- [Problem details] Emit the entire listing verbatim.

- [Raw data]
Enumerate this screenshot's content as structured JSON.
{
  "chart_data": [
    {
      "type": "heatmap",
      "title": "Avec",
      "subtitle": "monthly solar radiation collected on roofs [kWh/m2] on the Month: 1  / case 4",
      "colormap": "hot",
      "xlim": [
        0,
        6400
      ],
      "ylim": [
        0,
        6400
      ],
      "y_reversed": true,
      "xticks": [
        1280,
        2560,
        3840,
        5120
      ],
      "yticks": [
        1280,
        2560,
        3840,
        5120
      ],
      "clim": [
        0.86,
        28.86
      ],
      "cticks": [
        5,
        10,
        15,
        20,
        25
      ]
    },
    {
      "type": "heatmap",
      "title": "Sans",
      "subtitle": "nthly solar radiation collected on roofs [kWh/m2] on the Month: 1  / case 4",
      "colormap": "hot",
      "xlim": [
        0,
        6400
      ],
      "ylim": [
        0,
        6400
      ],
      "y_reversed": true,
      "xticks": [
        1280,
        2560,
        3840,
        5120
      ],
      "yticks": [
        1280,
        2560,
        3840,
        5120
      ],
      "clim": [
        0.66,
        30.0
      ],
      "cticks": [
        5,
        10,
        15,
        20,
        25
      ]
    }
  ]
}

- [Written response]
Enumerate this screenshot's content as structured JSON.
{
  "chart_data": [
    {
      "type": "heatmap",
      "title": "Avec",
      "subtitle": "monthly solar radiation collected on roofs [kWh/m2] on the Month: 1  / case 4",
      "colormap": "hot",
      "xlim": [
        0,
        6400
      ],
      "ylim": [
        0,
        6400
      ],
      "y_reversed": true,
      "xticks": [
        1280,
        2560,
        3840,
        5120
      ],
      "yticks": [
        1280,
        2560,
        3840,
        5120
      ],
      "clim": [
        0.86,
        28.86
      ],
      "cticks": [
        5,
        10,
        15,
        20,
        25
      ]
    },
    {
      "type": "heatmap",
      "title": "Sans",
      "subtitle": "nthly solar radiation collected on roofs [kWh/m2] on the Month: 1  / case 4",
      "colormap": "hot",
      "xlim": [
        0,
        6400
      ],
      "ylim": [
        0,
        6400
      ],
      "y_reversed": true,
      "xticks": [
        1280,
        2560,
        3840,
        5120
      ],
      "yticks": [
        1280,
        2560,
        3840,
        5120
      ],
      "clim": [
        0.66,
        30.0
      ],
      "cticks": [
        5,
        10,
        15,
        20,
        25
      ]
    }
  ]
}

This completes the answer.